-- start EXERCISE MATERIAL --

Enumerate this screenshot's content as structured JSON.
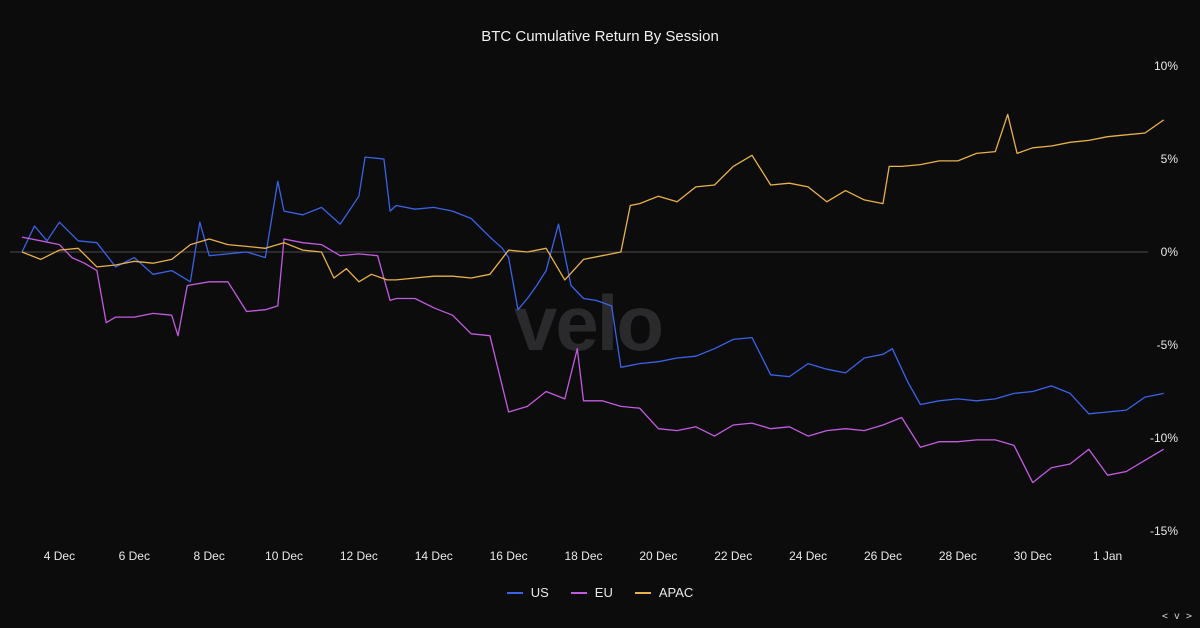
{
  "chart_data": {
    "type": "line",
    "title": "BTC Cumulative Return By Session",
    "xlabel": "",
    "ylabel": "",
    "x_start": "2023-12-03",
    "x_end": "2024-01-02",
    "ylim": [
      -15,
      10
    ],
    "y_ticks": [
      10,
      5,
      0,
      -5,
      -10,
      -15
    ],
    "y_tick_labels": [
      "10%",
      "5%",
      "0%",
      "-5%",
      "-10%",
      "-15%"
    ],
    "x_tick_labels": [
      "4 Dec",
      "6 Dec",
      "8 Dec",
      "10 Dec",
      "12 Dec",
      "14 Dec",
      "16 Dec",
      "18 Dec",
      "20 Dec",
      "22 Dec",
      "24 Dec",
      "26 Dec",
      "28 Dec",
      "30 Dec",
      "1 Jan"
    ],
    "x_tick_dates": [
      "2023-12-04",
      "2023-12-06",
      "2023-12-08",
      "2023-12-10",
      "2023-12-12",
      "2023-12-14",
      "2023-12-16",
      "2023-12-18",
      "2023-12-20",
      "2023-12-22",
      "2023-12-24",
      "2023-12-26",
      "2023-12-28",
      "2023-12-30",
      "2024-01-01"
    ],
    "zero_line": true,
    "legend_position": "bottom-center",
    "series": [
      {
        "name": "US",
        "color": "#3a63e6",
        "points": [
          [
            "2023-12-03",
            0.0
          ],
          [
            "2023-12-03 08:00",
            1.4
          ],
          [
            "2023-12-03 16:00",
            0.6
          ],
          [
            "2023-12-04",
            1.6
          ],
          [
            "2023-12-04 12:00",
            0.6
          ],
          [
            "2023-12-05",
            0.5
          ],
          [
            "2023-12-05 12:00",
            -0.8
          ],
          [
            "2023-12-06",
            -0.3
          ],
          [
            "2023-12-06 12:00",
            -1.2
          ],
          [
            "2023-12-07",
            -1.0
          ],
          [
            "2023-12-07 12:00",
            -1.6
          ],
          [
            "2023-12-07 18:00",
            1.6
          ],
          [
            "2023-12-08",
            -0.2
          ],
          [
            "2023-12-08 12:00",
            -0.1
          ],
          [
            "2023-12-09",
            0.0
          ],
          [
            "2023-12-09 12:00",
            -0.3
          ],
          [
            "2023-12-09 20:00",
            3.8
          ],
          [
            "2023-12-10",
            2.2
          ],
          [
            "2023-12-10 12:00",
            2.0
          ],
          [
            "2023-12-11",
            2.4
          ],
          [
            "2023-12-11 12:00",
            1.5
          ],
          [
            "2023-12-12",
            3.0
          ],
          [
            "2023-12-12 04:00",
            5.1
          ],
          [
            "2023-12-12 16:00",
            5.0
          ],
          [
            "2023-12-12 20:00",
            2.2
          ],
          [
            "2023-12-13",
            2.5
          ],
          [
            "2023-12-13 12:00",
            2.3
          ],
          [
            "2023-12-14",
            2.4
          ],
          [
            "2023-12-14 12:00",
            2.2
          ],
          [
            "2023-12-15",
            1.8
          ],
          [
            "2023-12-15 12:00",
            0.8
          ],
          [
            "2023-12-15 20:00",
            0.2
          ],
          [
            "2023-12-16",
            -0.3
          ],
          [
            "2023-12-16 06:00",
            -3.1
          ],
          [
            "2023-12-16 12:00",
            -2.5
          ],
          [
            "2023-12-16 18:00",
            -1.8
          ],
          [
            "2023-12-17",
            -1.0
          ],
          [
            "2023-12-17 08:00",
            1.5
          ],
          [
            "2023-12-17 16:00",
            -1.8
          ],
          [
            "2023-12-18",
            -2.5
          ],
          [
            "2023-12-18 08:00",
            -2.6
          ],
          [
            "2023-12-18 18:00",
            -2.9
          ],
          [
            "2023-12-19",
            -6.2
          ],
          [
            "2023-12-19 12:00",
            -6.0
          ],
          [
            "2023-12-20",
            -5.9
          ],
          [
            "2023-12-20 12:00",
            -5.7
          ],
          [
            "2023-12-21",
            -5.6
          ],
          [
            "2023-12-21 12:00",
            -5.2
          ],
          [
            "2023-12-22",
            -4.7
          ],
          [
            "2023-12-22 12:00",
            -4.6
          ],
          [
            "2023-12-23",
            -6.6
          ],
          [
            "2023-12-23 12:00",
            -6.7
          ],
          [
            "2023-12-24",
            -6.0
          ],
          [
            "2023-12-24 12:00",
            -6.3
          ],
          [
            "2023-12-25",
            -6.5
          ],
          [
            "2023-12-25 12:00",
            -5.7
          ],
          [
            "2023-12-26",
            -5.5
          ],
          [
            "2023-12-26 06:00",
            -5.2
          ],
          [
            "2023-12-26 16:00",
            -7.0
          ],
          [
            "2023-12-27",
            -8.2
          ],
          [
            "2023-12-27 12:00",
            -8.0
          ],
          [
            "2023-12-28",
            -7.9
          ],
          [
            "2023-12-28 12:00",
            -8.0
          ],
          [
            "2023-12-29",
            -7.9
          ],
          [
            "2023-12-29 12:00",
            -7.6
          ],
          [
            "2023-12-30",
            -7.5
          ],
          [
            "2023-12-30 12:00",
            -7.2
          ],
          [
            "2023-12-31",
            -7.6
          ],
          [
            "2023-12-31 12:00",
            -8.7
          ],
          [
            "2024-01-01",
            -8.6
          ],
          [
            "2024-01-01 12:00",
            -8.5
          ],
          [
            "2024-01-02",
            -7.8
          ],
          [
            "2024-01-02 12:00",
            -7.6
          ]
        ]
      },
      {
        "name": "EU",
        "color": "#c35be0",
        "points": [
          [
            "2023-12-03",
            0.8
          ],
          [
            "2023-12-03 12:00",
            0.6
          ],
          [
            "2023-12-04",
            0.4
          ],
          [
            "2023-12-04 08:00",
            -0.3
          ],
          [
            "2023-12-04 16:00",
            -0.6
          ],
          [
            "2023-12-05",
            -1.0
          ],
          [
            "2023-12-05 06:00",
            -3.8
          ],
          [
            "2023-12-05 12:00",
            -3.5
          ],
          [
            "2023-12-06",
            -3.5
          ],
          [
            "2023-12-06 12:00",
            -3.3
          ],
          [
            "2023-12-07",
            -3.4
          ],
          [
            "2023-12-07 04:00",
            -4.5
          ],
          [
            "2023-12-07 10:00",
            -1.8
          ],
          [
            "2023-12-08",
            -1.6
          ],
          [
            "2023-12-08 12:00",
            -1.6
          ],
          [
            "2023-12-09",
            -3.2
          ],
          [
            "2023-12-09 12:00",
            -3.1
          ],
          [
            "2023-12-09 20:00",
            -2.9
          ],
          [
            "2023-12-10",
            0.7
          ],
          [
            "2023-12-10 12:00",
            0.5
          ],
          [
            "2023-12-11",
            0.4
          ],
          [
            "2023-12-11 12:00",
            -0.2
          ],
          [
            "2023-12-12",
            -0.1
          ],
          [
            "2023-12-12 12:00",
            -0.2
          ],
          [
            "2023-12-12 20:00",
            -2.6
          ],
          [
            "2023-12-13",
            -2.5
          ],
          [
            "2023-12-13 12:00",
            -2.5
          ],
          [
            "2023-12-14",
            -3.0
          ],
          [
            "2023-12-14 12:00",
            -3.4
          ],
          [
            "2023-12-15",
            -4.4
          ],
          [
            "2023-12-15 12:00",
            -4.5
          ],
          [
            "2023-12-16",
            -8.6
          ],
          [
            "2023-12-16 12:00",
            -8.3
          ],
          [
            "2023-12-17",
            -7.5
          ],
          [
            "2023-12-17 12:00",
            -7.9
          ],
          [
            "2023-12-17 20:00",
            -5.2
          ],
          [
            "2023-12-18",
            -8.0
          ],
          [
            "2023-12-18 12:00",
            -8.0
          ],
          [
            "2023-12-19",
            -8.3
          ],
          [
            "2023-12-19 12:00",
            -8.4
          ],
          [
            "2023-12-20",
            -9.5
          ],
          [
            "2023-12-20 12:00",
            -9.6
          ],
          [
            "2023-12-21",
            -9.4
          ],
          [
            "2023-12-21 12:00",
            -9.9
          ],
          [
            "2023-12-22",
            -9.3
          ],
          [
            "2023-12-22 12:00",
            -9.2
          ],
          [
            "2023-12-23",
            -9.5
          ],
          [
            "2023-12-23 12:00",
            -9.4
          ],
          [
            "2023-12-24",
            -9.9
          ],
          [
            "2023-12-24 12:00",
            -9.6
          ],
          [
            "2023-12-25",
            -9.5
          ],
          [
            "2023-12-25 12:00",
            -9.6
          ],
          [
            "2023-12-26",
            -9.3
          ],
          [
            "2023-12-26 12:00",
            -8.9
          ],
          [
            "2023-12-27",
            -10.5
          ],
          [
            "2023-12-27 12:00",
            -10.2
          ],
          [
            "2023-12-28",
            -10.2
          ],
          [
            "2023-12-28 12:00",
            -10.1
          ],
          [
            "2023-12-29",
            -10.1
          ],
          [
            "2023-12-29 12:00",
            -10.4
          ],
          [
            "2023-12-30",
            -12.4
          ],
          [
            "2023-12-30 12:00",
            -11.6
          ],
          [
            "2023-12-31",
            -11.4
          ],
          [
            "2023-12-31 12:00",
            -10.6
          ],
          [
            "2024-01-01",
            -12.0
          ],
          [
            "2024-01-01 12:00",
            -11.8
          ],
          [
            "2024-01-02",
            -11.2
          ],
          [
            "2024-01-02 12:00",
            -10.6
          ]
        ]
      },
      {
        "name": "APAC",
        "color": "#e8b14a",
        "points": [
          [
            "2023-12-03",
            0.0
          ],
          [
            "2023-12-03 12:00",
            -0.4
          ],
          [
            "2023-12-04",
            0.1
          ],
          [
            "2023-12-04 12:00",
            0.2
          ],
          [
            "2023-12-05",
            -0.8
          ],
          [
            "2023-12-05 12:00",
            -0.7
          ],
          [
            "2023-12-06",
            -0.5
          ],
          [
            "2023-12-06 12:00",
            -0.6
          ],
          [
            "2023-12-07",
            -0.4
          ],
          [
            "2023-12-07 12:00",
            0.4
          ],
          [
            "2023-12-08",
            0.7
          ],
          [
            "2023-12-08 12:00",
            0.4
          ],
          [
            "2023-12-09",
            0.3
          ],
          [
            "2023-12-09 12:00",
            0.2
          ],
          [
            "2023-12-10",
            0.5
          ],
          [
            "2023-12-10 12:00",
            0.1
          ],
          [
            "2023-12-11",
            0.0
          ],
          [
            "2023-12-11 08:00",
            -1.4
          ],
          [
            "2023-12-11 16:00",
            -0.9
          ],
          [
            "2023-12-12",
            -1.6
          ],
          [
            "2023-12-12 08:00",
            -1.2
          ],
          [
            "2023-12-12 18:00",
            -1.5
          ],
          [
            "2023-12-13",
            -1.5
          ],
          [
            "2023-12-13 12:00",
            -1.4
          ],
          [
            "2023-12-14",
            -1.3
          ],
          [
            "2023-12-14 12:00",
            -1.3
          ],
          [
            "2023-12-15",
            -1.4
          ],
          [
            "2023-12-15 12:00",
            -1.2
          ],
          [
            "2023-12-16",
            0.1
          ],
          [
            "2023-12-16 12:00",
            0.0
          ],
          [
            "2023-12-17",
            0.2
          ],
          [
            "2023-12-17 12:00",
            -1.5
          ],
          [
            "2023-12-18",
            -0.4
          ],
          [
            "2023-12-18 12:00",
            -0.2
          ],
          [
            "2023-12-19",
            0.0
          ],
          [
            "2023-12-19 06:00",
            2.5
          ],
          [
            "2023-12-19 12:00",
            2.6
          ],
          [
            "2023-12-20",
            3.0
          ],
          [
            "2023-12-20 12:00",
            2.7
          ],
          [
            "2023-12-21",
            3.5
          ],
          [
            "2023-12-21 12:00",
            3.6
          ],
          [
            "2023-12-22",
            4.6
          ],
          [
            "2023-12-22 12:00",
            5.2
          ],
          [
            "2023-12-23",
            3.6
          ],
          [
            "2023-12-23 12:00",
            3.7
          ],
          [
            "2023-12-24",
            3.5
          ],
          [
            "2023-12-24 12:00",
            2.7
          ],
          [
            "2023-12-25",
            3.3
          ],
          [
            "2023-12-25 12:00",
            2.8
          ],
          [
            "2023-12-26",
            2.6
          ],
          [
            "2023-12-26 04:00",
            4.6
          ],
          [
            "2023-12-26 12:00",
            4.6
          ],
          [
            "2023-12-27",
            4.7
          ],
          [
            "2023-12-27 12:00",
            4.9
          ],
          [
            "2023-12-28",
            4.9
          ],
          [
            "2023-12-28 12:00",
            5.3
          ],
          [
            "2023-12-29",
            5.4
          ],
          [
            "2023-12-29 08:00",
            7.4
          ],
          [
            "2023-12-29 14:00",
            5.3
          ],
          [
            "2023-12-30",
            5.6
          ],
          [
            "2023-12-30 12:00",
            5.7
          ],
          [
            "2023-12-31",
            5.9
          ],
          [
            "2023-12-31 12:00",
            6.0
          ],
          [
            "2024-01-01",
            6.2
          ],
          [
            "2024-01-01 12:00",
            6.3
          ],
          [
            "2024-01-02",
            6.4
          ],
          [
            "2024-01-02 12:00",
            7.1
          ]
        ]
      }
    ]
  },
  "watermark": "velo",
  "corner_nav": "< v >"
}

-- end EXERCISE MATERIAL --

§ **TASK GOAL**
In the material above, find the lines that contain "color" and show them.

§ **EXERCISE ANSWER**
        "color": "#3a63e6",
        "color": "#c35be0",
        "color": "#e8b14a",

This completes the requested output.